### To be done
Your task is to output the entries below word for word.

### Record list
════════════════════
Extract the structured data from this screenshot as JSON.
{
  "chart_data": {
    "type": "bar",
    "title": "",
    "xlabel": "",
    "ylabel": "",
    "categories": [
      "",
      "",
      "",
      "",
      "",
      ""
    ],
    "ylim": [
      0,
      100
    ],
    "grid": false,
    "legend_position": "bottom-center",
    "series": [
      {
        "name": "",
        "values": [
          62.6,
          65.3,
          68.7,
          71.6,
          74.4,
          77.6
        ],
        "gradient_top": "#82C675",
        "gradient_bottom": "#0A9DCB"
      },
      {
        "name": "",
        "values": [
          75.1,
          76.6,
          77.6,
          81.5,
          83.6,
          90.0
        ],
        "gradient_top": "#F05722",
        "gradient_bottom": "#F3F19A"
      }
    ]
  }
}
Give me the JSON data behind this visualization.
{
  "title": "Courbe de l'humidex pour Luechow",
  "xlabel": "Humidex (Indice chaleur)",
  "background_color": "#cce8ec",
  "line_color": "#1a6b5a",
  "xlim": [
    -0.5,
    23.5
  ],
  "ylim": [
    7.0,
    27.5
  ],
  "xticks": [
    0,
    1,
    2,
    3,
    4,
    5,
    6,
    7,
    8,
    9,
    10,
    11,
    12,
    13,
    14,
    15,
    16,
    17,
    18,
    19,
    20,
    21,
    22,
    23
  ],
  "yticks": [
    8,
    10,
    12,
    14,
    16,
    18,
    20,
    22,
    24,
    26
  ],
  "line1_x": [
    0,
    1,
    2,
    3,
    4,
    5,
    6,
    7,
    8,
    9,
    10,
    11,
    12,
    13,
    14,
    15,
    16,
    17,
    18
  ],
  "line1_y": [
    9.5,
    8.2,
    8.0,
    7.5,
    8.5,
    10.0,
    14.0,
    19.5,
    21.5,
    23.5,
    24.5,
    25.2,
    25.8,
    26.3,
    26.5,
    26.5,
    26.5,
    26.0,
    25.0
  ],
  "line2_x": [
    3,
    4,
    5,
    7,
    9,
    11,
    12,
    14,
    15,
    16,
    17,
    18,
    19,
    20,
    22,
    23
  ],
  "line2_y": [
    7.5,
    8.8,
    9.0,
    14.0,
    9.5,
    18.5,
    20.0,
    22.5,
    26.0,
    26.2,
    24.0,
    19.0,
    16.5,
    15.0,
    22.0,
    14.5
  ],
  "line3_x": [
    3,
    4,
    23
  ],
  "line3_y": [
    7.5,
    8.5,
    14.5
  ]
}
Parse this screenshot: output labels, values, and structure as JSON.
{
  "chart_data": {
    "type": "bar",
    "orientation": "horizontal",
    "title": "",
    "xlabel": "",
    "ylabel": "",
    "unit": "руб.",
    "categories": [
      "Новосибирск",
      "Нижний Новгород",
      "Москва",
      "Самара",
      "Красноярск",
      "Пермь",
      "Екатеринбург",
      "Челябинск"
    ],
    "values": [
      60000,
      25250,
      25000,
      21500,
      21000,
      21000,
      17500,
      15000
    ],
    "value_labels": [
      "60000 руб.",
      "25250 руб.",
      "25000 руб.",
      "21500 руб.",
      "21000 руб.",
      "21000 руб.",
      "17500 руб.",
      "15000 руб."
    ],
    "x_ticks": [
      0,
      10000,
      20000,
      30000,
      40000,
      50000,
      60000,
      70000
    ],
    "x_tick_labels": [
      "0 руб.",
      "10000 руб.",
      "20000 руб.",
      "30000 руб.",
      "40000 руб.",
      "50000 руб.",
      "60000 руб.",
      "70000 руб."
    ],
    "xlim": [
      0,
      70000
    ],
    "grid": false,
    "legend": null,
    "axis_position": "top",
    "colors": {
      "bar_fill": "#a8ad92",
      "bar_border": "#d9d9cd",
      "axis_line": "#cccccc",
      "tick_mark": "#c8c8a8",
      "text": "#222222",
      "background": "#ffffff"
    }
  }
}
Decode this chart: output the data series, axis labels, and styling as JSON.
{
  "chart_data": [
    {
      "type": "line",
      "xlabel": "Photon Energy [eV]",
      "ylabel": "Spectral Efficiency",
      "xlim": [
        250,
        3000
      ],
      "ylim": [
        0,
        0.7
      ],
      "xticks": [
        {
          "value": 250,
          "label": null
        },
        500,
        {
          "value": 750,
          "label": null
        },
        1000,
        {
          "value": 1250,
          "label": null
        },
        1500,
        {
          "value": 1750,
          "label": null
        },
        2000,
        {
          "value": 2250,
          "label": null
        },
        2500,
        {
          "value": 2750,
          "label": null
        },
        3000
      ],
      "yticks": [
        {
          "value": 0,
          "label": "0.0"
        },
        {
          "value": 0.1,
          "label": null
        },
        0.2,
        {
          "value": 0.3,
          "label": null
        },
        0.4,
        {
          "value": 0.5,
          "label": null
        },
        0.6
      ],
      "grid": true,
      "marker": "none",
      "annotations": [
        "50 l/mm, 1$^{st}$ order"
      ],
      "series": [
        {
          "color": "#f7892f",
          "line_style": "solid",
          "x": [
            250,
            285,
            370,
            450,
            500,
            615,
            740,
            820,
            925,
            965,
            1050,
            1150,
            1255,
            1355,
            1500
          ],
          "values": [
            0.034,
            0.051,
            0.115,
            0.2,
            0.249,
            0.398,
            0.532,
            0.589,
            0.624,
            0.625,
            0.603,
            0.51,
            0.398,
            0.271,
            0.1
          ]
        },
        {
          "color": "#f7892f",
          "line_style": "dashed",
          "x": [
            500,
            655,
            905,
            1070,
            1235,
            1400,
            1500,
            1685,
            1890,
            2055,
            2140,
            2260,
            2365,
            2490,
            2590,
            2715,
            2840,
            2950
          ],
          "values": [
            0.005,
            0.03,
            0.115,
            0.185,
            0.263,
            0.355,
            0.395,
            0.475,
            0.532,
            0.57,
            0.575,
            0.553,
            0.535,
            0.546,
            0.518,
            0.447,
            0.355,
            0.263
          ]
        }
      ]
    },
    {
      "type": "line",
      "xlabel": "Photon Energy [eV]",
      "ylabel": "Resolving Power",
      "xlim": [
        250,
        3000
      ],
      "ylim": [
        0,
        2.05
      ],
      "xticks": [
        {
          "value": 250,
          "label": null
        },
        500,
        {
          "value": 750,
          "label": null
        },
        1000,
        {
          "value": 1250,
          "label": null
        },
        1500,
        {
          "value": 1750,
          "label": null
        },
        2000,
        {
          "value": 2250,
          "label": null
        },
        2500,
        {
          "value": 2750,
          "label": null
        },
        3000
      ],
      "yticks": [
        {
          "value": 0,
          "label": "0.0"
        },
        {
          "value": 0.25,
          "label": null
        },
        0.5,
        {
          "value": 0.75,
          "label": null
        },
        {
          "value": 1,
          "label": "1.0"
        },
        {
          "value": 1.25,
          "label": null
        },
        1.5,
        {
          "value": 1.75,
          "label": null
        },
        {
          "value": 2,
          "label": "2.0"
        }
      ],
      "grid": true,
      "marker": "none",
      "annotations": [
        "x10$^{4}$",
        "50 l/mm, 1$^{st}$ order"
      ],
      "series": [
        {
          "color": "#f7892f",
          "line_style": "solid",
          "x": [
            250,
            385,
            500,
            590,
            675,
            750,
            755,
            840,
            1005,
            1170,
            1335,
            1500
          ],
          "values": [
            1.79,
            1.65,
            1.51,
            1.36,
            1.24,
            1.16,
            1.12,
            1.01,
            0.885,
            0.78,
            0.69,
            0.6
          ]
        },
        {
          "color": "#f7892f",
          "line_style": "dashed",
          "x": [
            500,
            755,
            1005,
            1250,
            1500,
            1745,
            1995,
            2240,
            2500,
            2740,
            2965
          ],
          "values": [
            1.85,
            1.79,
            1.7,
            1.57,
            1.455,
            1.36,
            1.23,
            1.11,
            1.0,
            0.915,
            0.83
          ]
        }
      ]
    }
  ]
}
════════════════════
### Answer for the task
Extract the structured data from this screenshot as JSON.
{
  "chart_data": {
    "type": "bar",
    "title": "",
    "xlabel": "",
    "ylabel": "",
    "categories": [
      "",
      "",
      "",
      "",
      "",
      ""
    ],
    "ylim": [
      0,
      100
    ],
    "grid": false,
    "legend_position": "bottom-center",
    "series": [
      {
        "name": "",
        "values": [
          62.6,
          65.3,
          68.7,
          71.6,
          74.4,
          77.6
        ],
        "gradient_top": "#82C675",
        "gradient_bottom": "#0A9DCB"
      },
      {
        "name": "",
        "values": [
          75.1,
          76.6,
          77.6,
          81.5,
          83.6,
          90.0
        ],
        "gradient_top": "#F05722",
        "gradient_bottom": "#F3F19A"
      }
    ]
  }
}
Give me the JSON data behind this visualization.
{
  "title": "Courbe de l'humidex pour Luechow",
  "xlabel": "Humidex (Indice chaleur)",
  "background_color": "#cce8ec",
  "line_color": "#1a6b5a",
  "xlim": [
    -0.5,
    23.5
  ],
  "ylim": [
    7.0,
    27.5
  ],
  "xticks": [
    0,
    1,
    2,
    3,
    4,
    5,
    6,
    7,
    8,
    9,
    10,
    11,
    12,
    13,
    14,
    15,
    16,
    17,
    18,
    19,
    20,
    21,
    22,
    23
  ],
  "yticks": [
    8,
    10,
    12,
    14,
    16,
    18,
    20,
    22,
    24,
    26
  ],
  "line1_x": [
    0,
    1,
    2,
    3,
    4,
    5,
    6,
    7,
    8,
    9,
    10,
    11,
    12,
    13,
    14,
    15,
    16,
    17,
    18
  ],
  "line1_y": [
    9.5,
    8.2,
    8.0,
    7.5,
    8.5,
    10.0,
    14.0,
    19.5,
    21.5,
    23.5,
    24.5,
    25.2,
    25.8,
    26.3,
    26.5,
    26.5,
    26.5,
    26.0,
    25.0
  ],
  "line2_x": [
    3,
    4,
    5,
    7,
    9,
    11,
    12,
    14,
    15,
    16,
    17,
    18,
    19,
    20,
    22,
    23
  ],
  "line2_y": [
    7.5,
    8.8,
    9.0,
    14.0,
    9.5,
    18.5,
    20.0,
    22.5,
    26.0,
    26.2,
    24.0,
    19.0,
    16.5,
    15.0,
    22.0,
    14.5
  ],
  "line3_x": [
    3,
    4,
    23
  ],
  "line3_y": [
    7.5,
    8.5,
    14.5
  ]
}
Parse this screenshot: output labels, values, and structure as JSON.
{
  "chart_data": {
    "type": "bar",
    "orientation": "horizontal",
    "title": "",
    "xlabel": "",
    "ylabel": "",
    "unit": "руб.",
    "categories": [
      "Новосибирск",
      "Нижний Новгород",
      "Москва",
      "Самара",
      "Красноярск",
      "Пермь",
      "Екатеринбург",
      "Челябинск"
    ],
    "values": [
      60000,
      25250,
      25000,
      21500,
      21000,
      21000,
      17500,
      15000
    ],
    "value_labels": [
      "60000 руб.",
      "25250 руб.",
      "25000 руб.",
      "21500 руб.",
      "21000 руб.",
      "21000 руб.",
      "17500 руб.",
      "15000 руб."
    ],
    "x_ticks": [
      0,
      10000,
      20000,
      30000,
      40000,
      50000,
      60000,
      70000
    ],
    "x_tick_labels": [
      "0 руб.",
      "10000 руб.",
      "20000 руб.",
      "30000 руб.",
      "40000 руб.",
      "50000 руб.",
      "60000 руб.",
      "70000 руб."
    ],
    "xlim": [
      0,
      70000
    ],
    "grid": false,
    "legend": null,
    "axis_position": "top",
    "colors": {
      "bar_fill": "#a8ad92",
      "bar_border": "#d9d9cd",
      "axis_line": "#cccccc",
      "tick_mark": "#c8c8a8",
      "text": "#222222",
      "background": "#ffffff"
    }
  }
}
Decode this chart: output the data series, axis labels, and styling as JSON.
{
  "chart_data": [
    {
      "type": "line",
      "xlabel": "Photon Energy [eV]",
      "ylabel": "Spectral Efficiency",
      "xlim": [
        250,
        3000
      ],
      "ylim": [
        0,
        0.7
      ],
      "xticks": [
        {
          "value": 250,
          "label": null
        },
        500,
        {
          "value": 750,
          "label": null
        },
        1000,
        {
          "value": 1250,
          "label": null
        },
        1500,
        {
          "value": 1750,
          "label": null
        },
        2000,
        {
          "value": 2250,
          "label": null
        },
        2500,
        {
          "value": 2750,
          "label": null
        },
        3000
      ],
      "yticks": [
        {
          "value": 0,
          "label": "0.0"
        },
        {
          "value": 0.1,
          "label": null
        },
        0.2,
        {
          "value": 0.3,
          "label": null
        },
        0.4,
        {
          "value": 0.5,
          "label": null
        },
        0.6
      ],
      "grid": true,
      "marker": "none",
      "annotations": [
        "50 l/mm, 1$^{st}$ order"
      ],
      "series": [
        {
          "color": "#f7892f",
          "line_style": "solid",
          "x": [
            250,
            285,
            370,
            450,
            500,
            615,
            740,
            820,
            925,
            965,
            1050,
            1150,
            1255,
            1355,
            1500
          ],
          "values": [
            0.034,
            0.051,
            0.115,
            0.2,
            0.249,
            0.398,
            0.532,
            0.589,
            0.624,
            0.625,
            0.603,
            0.51,
            0.398,
            0.271,
            0.1
          ]
        },
        {
          "color": "#f7892f",
          "line_style": "dashed",
          "x": [
            500,
            655,
            905,
            1070,
            1235,
            1400,
            1500,
            1685,
            1890,
            2055,
            2140,
            2260,
            2365,
            2490,
            2590,
            2715,
            2840,
            2950
          ],
          "values": [
            0.005,
            0.03,
            0.115,
            0.185,
            0.263,
            0.355,
            0.395,
            0.475,
            0.532,
            0.57,
            0.575,
            0.553,
            0.535,
            0.546,
            0.518,
            0.447,
            0.355,
            0.263
          ]
        }
      ]
    },
    {
      "type": "line",
      "xlabel": "Photon Energy [eV]",
      "ylabel": "Resolving Power",
      "xlim": [
        250,
        3000
      ],
      "ylim": [
        0,
        2.05
      ],
      "xticks": [
        {
          "value": 250,
          "label": null
        },
        500,
        {
          "value": 750,
          "label": null
        },
        1000,
        {
          "value": 1250,
          "label": null
        },
        1500,
        {
          "value": 1750,
          "label": null
        },
        2000,
        {
          "value": 2250,
          "label": null
        },
        2500,
        {
          "value": 2750,
          "label": null
        },
        3000
      ],
      "yticks": [
        {
          "value": 0,
          "label": "0.0"
        },
        {
          "value": 0.25,
          "label": null
        },
        0.5,
        {
          "value": 0.75,
          "label": null
        },
        {
          "value": 1,
          "label": "1.0"
        },
        {
          "value": 1.25,
          "label": null
        },
        1.5,
        {
          "value": 1.75,
          "label": null
        },
        {
          "value": 2,
          "label": "2.0"
        }
      ],
      "grid": true,
      "marker": "none",
      "annotations": [
        "x10$^{4}$",
        "50 l/mm, 1$^{st}$ order"
      ],
      "series": [
        {
          "color": "#f7892f",
          "line_style": "solid",
          "x": [
            250,
            385,
            500,
            590,
            675,
            750,
            755,
            840,
            1005,
            1170,
            1335,
            1500
          ],
          "values": [
            1.79,
            1.65,
            1.51,
            1.36,
            1.24,
            1.16,
            1.12,
            1.01,
            0.885,
            0.78,
            0.69,
            0.6
          ]
        },
        {
          "color": "#f7892f",
          "line_style": "dashed",
          "x": [
            500,
            755,
            1005,
            1250,
            1500,
            1745,
            1995,
            2240,
            2500,
            2740,
            2965
          ],
          "values": [
            1.85,
            1.79,
            1.7,
            1.57,
            1.455,
            1.36,
            1.23,
            1.11,
            1.0,
            0.915,
            0.83
          ]
        }
      ]
    }
  ]
}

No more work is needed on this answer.